#### REQUEST:
Extract the whole listing as it stands. Do not include the pictures.

#### DATA PROVIDED:
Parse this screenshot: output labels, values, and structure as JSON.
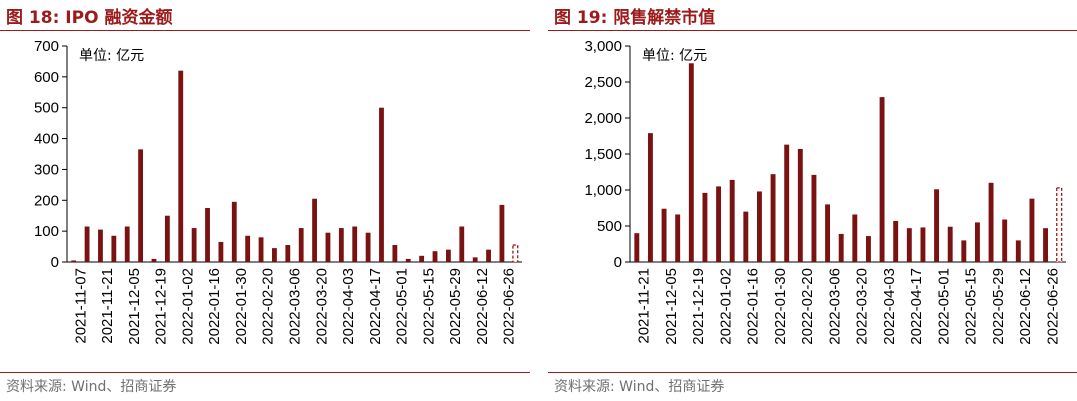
{
  "chart_data": [
    {
      "type": "bar",
      "title": "图 18:  IPO 融资金额",
      "unit_label": "单位:  亿元",
      "source": "资料来源:  Wind、招商证券",
      "ylim": [
        0,
        700
      ],
      "yticks": [
        0,
        100,
        200,
        300,
        400,
        500,
        600,
        700
      ],
      "ytick_labels": [
        "0",
        "100",
        "200",
        "300",
        "400",
        "500",
        "600",
        "700"
      ],
      "xtick_labels": [
        "2021-11-07",
        "2021-11-21",
        "2021-12-05",
        "2021-12-19",
        "2022-01-02",
        "2022-01-16",
        "2022-01-30",
        "2022-02-20",
        "2022-03-06",
        "2022-03-20",
        "2022-04-03",
        "2022-04-17",
        "2022-05-01",
        "2022-05-15",
        "2022-05-29",
        "2022-06-12",
        "2022-06-26"
      ],
      "values": [
        5,
        115,
        105,
        85,
        115,
        365,
        10,
        150,
        620,
        110,
        175,
        65,
        195,
        85,
        80,
        45,
        55,
        110,
        205,
        95,
        110,
        115,
        95,
        500,
        55,
        10,
        20,
        35,
        40,
        115,
        15,
        40,
        185,
        55
      ],
      "last_bar_style": "dashed",
      "bar_color": "#7a1212",
      "title_color": "#9c1a1a"
    },
    {
      "type": "bar",
      "title": "图 19:  限售解禁市值",
      "unit_label": "单位:  亿元",
      "source": "资料来源:  Wind、招商证券",
      "ylim": [
        0,
        3000
      ],
      "yticks": [
        0,
        500,
        1000,
        1500,
        2000,
        2500,
        3000
      ],
      "ytick_labels": [
        "0",
        "500",
        "1,000",
        "1,500",
        "2,000",
        "2,500",
        "3,000"
      ],
      "xtick_labels": [
        "2021-11-21",
        "2021-12-05",
        "2021-12-19",
        "2022-01-02",
        "2022-01-16",
        "2022-01-30",
        "2022-02-20",
        "2022-03-06",
        "2022-03-20",
        "2022-04-03",
        "2022-04-17",
        "2022-05-01",
        "2022-05-15",
        "2022-05-29",
        "2022-06-12",
        "2022-06-26"
      ],
      "values": [
        400,
        1790,
        740,
        660,
        2760,
        960,
        1050,
        1140,
        700,
        980,
        1220,
        1630,
        1570,
        1210,
        800,
        390,
        660,
        360,
        2290,
        570,
        470,
        480,
        1010,
        490,
        300,
        550,
        1100,
        590,
        300,
        880,
        470,
        1030
      ],
      "last_bar_style": "dashed",
      "bar_color": "#7a1212",
      "title_color": "#9c1a1a"
    }
  ]
}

#### EXERCISE ANSWER:
Parse this screenshot: output labels, values, and structure as JSON.
{
  "chart_data": [
    {
      "type": "bar",
      "title": "图 18:  IPO 融资金额",
      "unit_label": "单位:  亿元",
      "source": "资料来源:  Wind、招商证券",
      "ylim": [
        0,
        700
      ],
      "yticks": [
        0,
        100,
        200,
        300,
        400,
        500,
        600,
        700
      ],
      "ytick_labels": [
        "0",
        "100",
        "200",
        "300",
        "400",
        "500",
        "600",
        "700"
      ],
      "xtick_labels": [
        "2021-11-07",
        "2021-11-21",
        "2021-12-05",
        "2021-12-19",
        "2022-01-02",
        "2022-01-16",
        "2022-01-30",
        "2022-02-20",
        "2022-03-06",
        "2022-03-20",
        "2022-04-03",
        "2022-04-17",
        "2022-05-01",
        "2022-05-15",
        "2022-05-29",
        "2022-06-12",
        "2022-06-26"
      ],
      "values": [
        5,
        115,
        105,
        85,
        115,
        365,
        10,
        150,
        620,
        110,
        175,
        65,
        195,
        85,
        80,
        45,
        55,
        110,
        205,
        95,
        110,
        115,
        95,
        500,
        55,
        10,
        20,
        35,
        40,
        115,
        15,
        40,
        185,
        55
      ],
      "last_bar_style": "dashed",
      "bar_color": "#7a1212",
      "title_color": "#9c1a1a"
    },
    {
      "type": "bar",
      "title": "图 19:  限售解禁市值",
      "unit_label": "单位:  亿元",
      "source": "资料来源:  Wind、招商证券",
      "ylim": [
        0,
        3000
      ],
      "yticks": [
        0,
        500,
        1000,
        1500,
        2000,
        2500,
        3000
      ],
      "ytick_labels": [
        "0",
        "500",
        "1,000",
        "1,500",
        "2,000",
        "2,500",
        "3,000"
      ],
      "xtick_labels": [
        "2021-11-21",
        "2021-12-05",
        "2021-12-19",
        "2022-01-02",
        "2022-01-16",
        "2022-01-30",
        "2022-02-20",
        "2022-03-06",
        "2022-03-20",
        "2022-04-03",
        "2022-04-17",
        "2022-05-01",
        "2022-05-15",
        "2022-05-29",
        "2022-06-12",
        "2022-06-26"
      ],
      "values": [
        400,
        1790,
        740,
        660,
        2760,
        960,
        1050,
        1140,
        700,
        980,
        1220,
        1630,
        1570,
        1210,
        800,
        390,
        660,
        360,
        2290,
        570,
        470,
        480,
        1010,
        490,
        300,
        550,
        1100,
        590,
        300,
        880,
        470,
        1030
      ],
      "last_bar_style": "dashed",
      "bar_color": "#7a1212",
      "title_color": "#9c1a1a"
    }
  ]
}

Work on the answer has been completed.